— start of Extract to read —

# scratch pants, what's good and what's the best.



## cdwoodcox (Jul 4, 2015)

When it comes to scratch pants what does everyone else use and what are the pros and cons of each. I need to purchase a set and am torn between Cordura nylon, leather, or leather lite / aero. Also what brands hold up best. I will be working dogs in both heat and colder temperatures. Depending on the season. 
My main concern is free movement. Breathability during 90° days. Zippers not velcro. And quality of workmanship.


----------



## Chip Blasiole (May 3, 2013)

I would go with the nylon and make sure they are a little on the large size for you. I have leather, which are probably more durable and are better if you have a pup or young dog and want to give him a leg bite now and then without having to use a leg sleeve or suit pants. The nylon is lighter, much easier to get in and out of, is cooler and not as heavy to carry around or move around in. Just be sure to get something of good quality, like from Ray Allen. I'm not crazy about all their equipment, but it is usually high quality, especially their scratch pants.


----------



## mycobraracr (Dec 4, 2011)

I'm going to be opposite of Chip. I prefer my leather 100%. I started with Redline cordura pants, and they were nice, but I feel they are way hotter than my leather Schweikert's. One thing I do, is buy them big then have them altered to my length in the legs. Gives me more room to move and slip out if a dog comes in for a leg or worse crotch lol. Yes that's happened. I'm a smaller guy, but buy XL's and just shorten them up. I find the Schweikert's not only more comfortable and free moving, but much cooler in the summer.


----------



## Jax08 (Feb 13, 2009)

My helper prefers the HST's over the Gappay


----------



## cdwoodcox (Jul 4, 2015)

mycobraracr said:


> I'm going to be opposite of Chip. I prefer my leather 100%. I started with Redline cordura pants, and they were nice, but I feel they are way hotter than my leather Schweikert's. One thing I do, is buy them big then have them altered to my length in the legs. Gives me more room to move and slip out if a dog comes in for a leg or worse crotch lol. Yes that's happened. I'm a smaller guy, but buy XL's and just shorten them up. I find the Schweikert's not only more comfortable and free moving, but much cooler in the summer.


So since you're familiar with their sizes. I am 5'10'' and run about 180-185 lbs. What size would you recommend. I originally ordered a set of nylon pants off of Ray Allen and the was size chart was way off. Unfortunately I didn't try them on before driving 3 hours south for a lesson with a helper. I show up we talk for a spell he says go ahead and suit up. So, I put these things on and I couldn't hardly bend my legs they were so tight. They all got a good laugh at me that day.


----------



## mycobraracr (Dec 4, 2011)

cdwoodcox said:


> So since you're familiar with their sizes. I am 5'10'' and run about 180-185 lbs. What size would you recommend. I originally ordered a set of nylon pants off of Ray Allen and the was size chart was way off. Unfortunately I didn't try them on before driving 3 hours south for a lesson with a helper. I show up we talk for a spell he says go ahead and suit up. So, I put these things on and I couldn't hardly bend my legs they were so tight. They all got a good laugh at me that day.

— end of Extract to read —
— start of Records shown —

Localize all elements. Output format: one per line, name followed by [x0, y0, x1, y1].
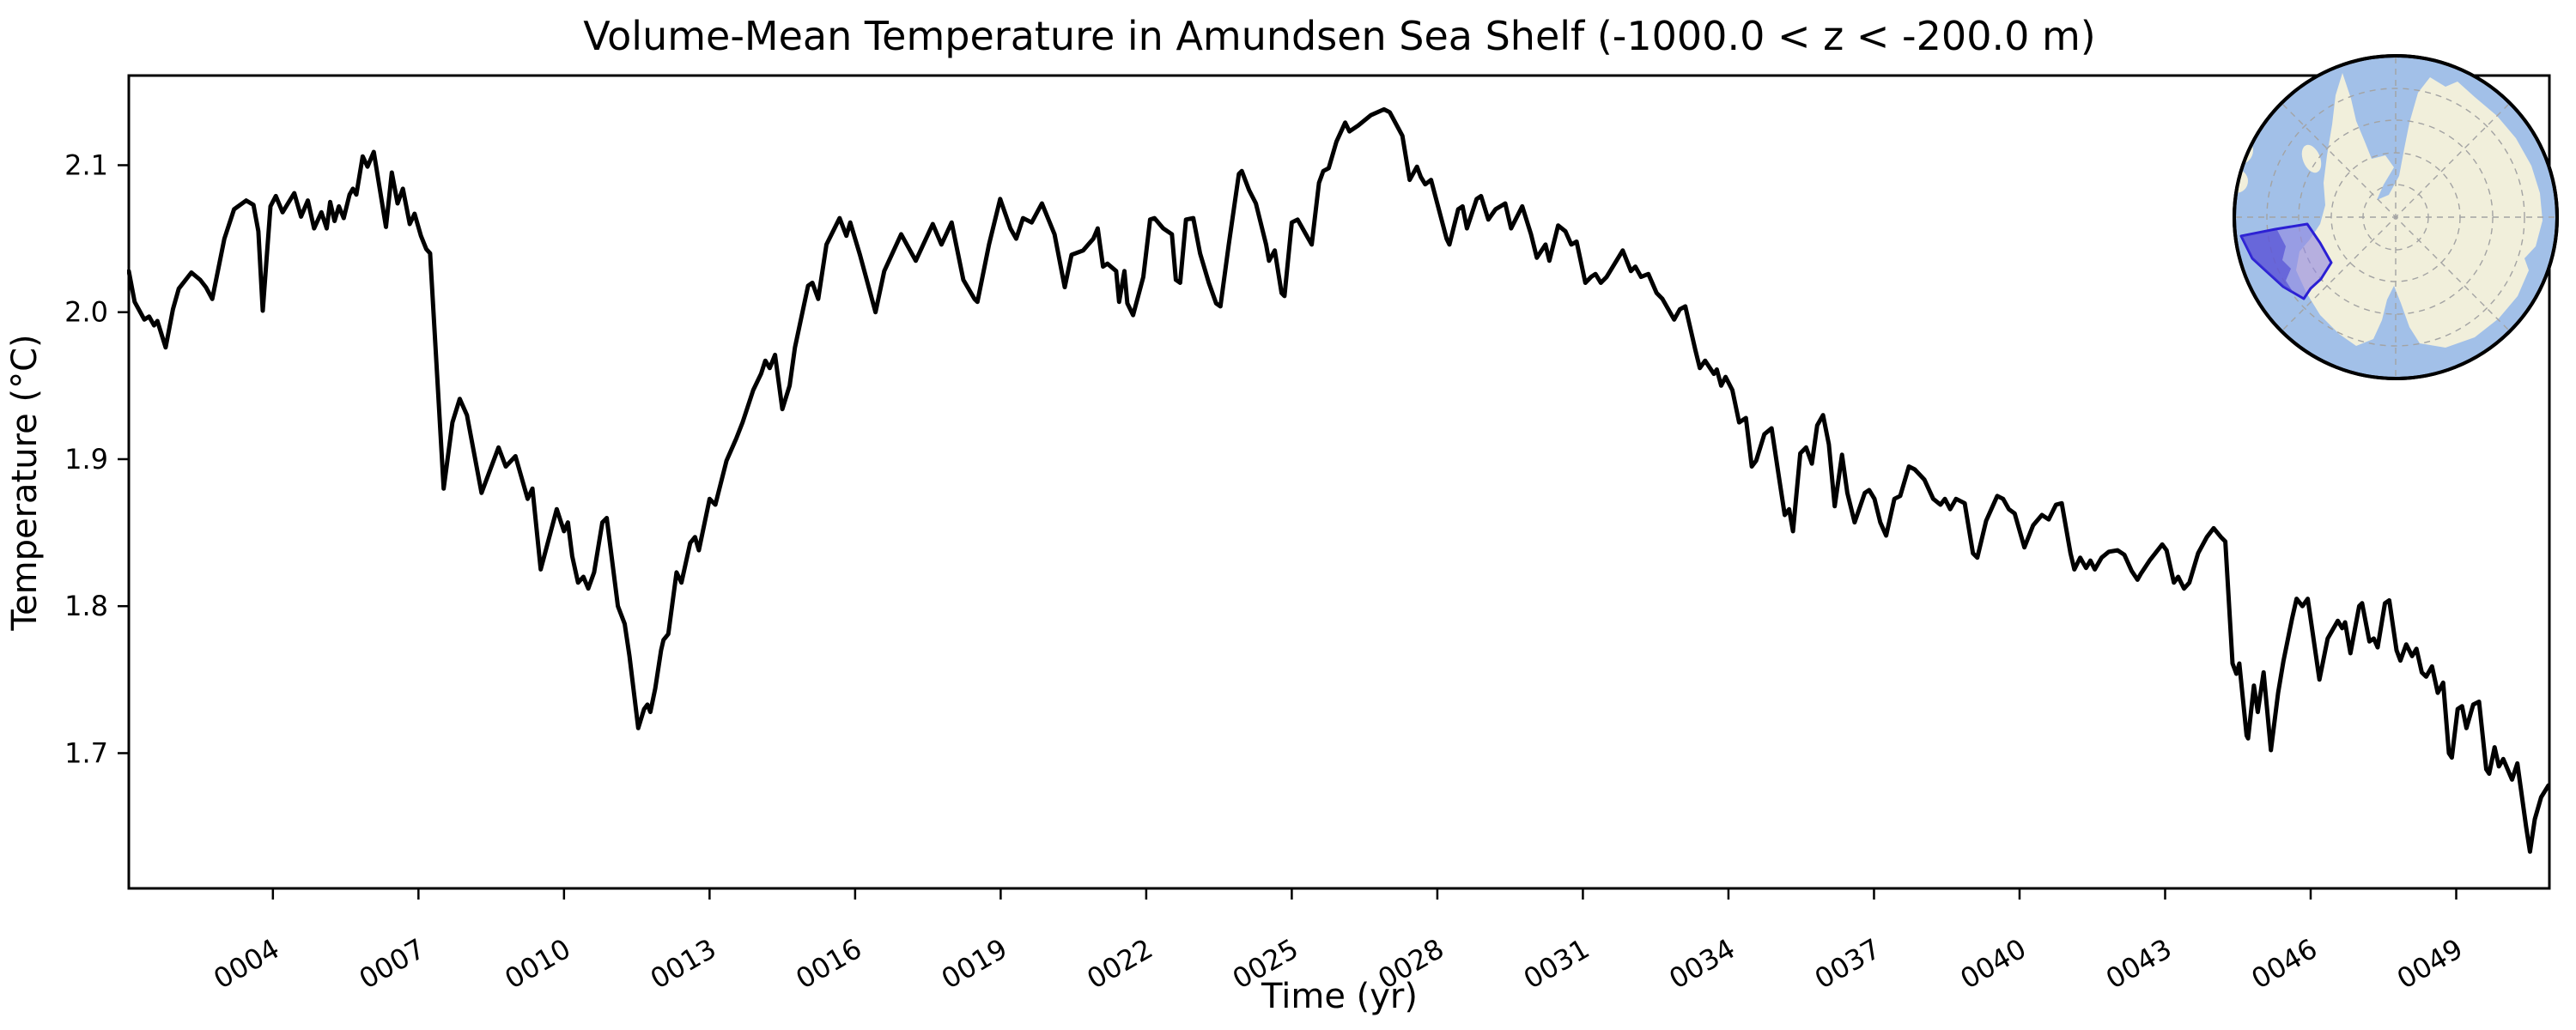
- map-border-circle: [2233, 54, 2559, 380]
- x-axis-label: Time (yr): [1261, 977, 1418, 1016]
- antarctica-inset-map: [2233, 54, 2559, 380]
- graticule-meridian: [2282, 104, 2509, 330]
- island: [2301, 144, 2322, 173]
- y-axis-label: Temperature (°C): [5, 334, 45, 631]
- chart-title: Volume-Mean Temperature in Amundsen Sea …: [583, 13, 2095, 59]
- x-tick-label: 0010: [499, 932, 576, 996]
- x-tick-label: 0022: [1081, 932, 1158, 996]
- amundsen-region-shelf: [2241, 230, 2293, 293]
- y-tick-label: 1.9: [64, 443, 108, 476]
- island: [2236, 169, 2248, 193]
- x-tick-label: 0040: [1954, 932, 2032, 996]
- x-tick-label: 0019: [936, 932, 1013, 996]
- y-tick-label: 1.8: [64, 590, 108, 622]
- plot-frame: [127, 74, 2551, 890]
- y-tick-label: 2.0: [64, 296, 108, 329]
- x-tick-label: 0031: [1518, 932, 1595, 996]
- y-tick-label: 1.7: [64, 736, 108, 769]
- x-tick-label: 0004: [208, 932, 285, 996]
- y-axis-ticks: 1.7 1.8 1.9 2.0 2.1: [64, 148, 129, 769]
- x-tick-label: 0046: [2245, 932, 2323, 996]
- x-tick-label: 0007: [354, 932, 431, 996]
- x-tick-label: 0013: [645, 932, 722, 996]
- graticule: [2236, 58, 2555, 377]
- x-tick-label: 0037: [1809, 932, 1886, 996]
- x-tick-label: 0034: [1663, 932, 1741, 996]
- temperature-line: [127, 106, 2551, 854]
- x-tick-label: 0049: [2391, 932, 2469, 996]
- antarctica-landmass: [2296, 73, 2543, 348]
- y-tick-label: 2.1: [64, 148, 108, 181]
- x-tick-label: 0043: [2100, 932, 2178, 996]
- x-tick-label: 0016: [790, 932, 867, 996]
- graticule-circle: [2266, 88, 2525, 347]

— end of Records shown —

Exercise tasks:
- a) In the scratch pants thread, how far did cdwoodcox drive for the lesson with a helper?
- b) Translate this sentence from the scratch pants thread into Spanish: "The nylon is lighter, much easier to get in and out of, is cooler and not as heavy to carry around or move around in."
- c) Output everything in the scratch pants thread from "When it comes" down to "quality of workmanship.", copied word for word.
The items are separate material, unrelated to the scratch pants thread.

Solutions to the tasks:
- a) Three hours south.

- b) El nailon es más ligero, mucho más fácil de poner y quitar, es más fresco y no pesa tanto para cargarlo ni para moverse con él.

- c)
When it comes to scratch pants what does everyone else use and what are the pros and cons of each. I need to purchase a set and am torn between Cordura nylon, leather, or leather lite / aero. Also what brands hold up best. I will be working dogs in both heat and colder temperatures. Depending on the season. 
My main concern is free movement. Breathability during 90° days. Zippers not velcro. And quality of workmanship.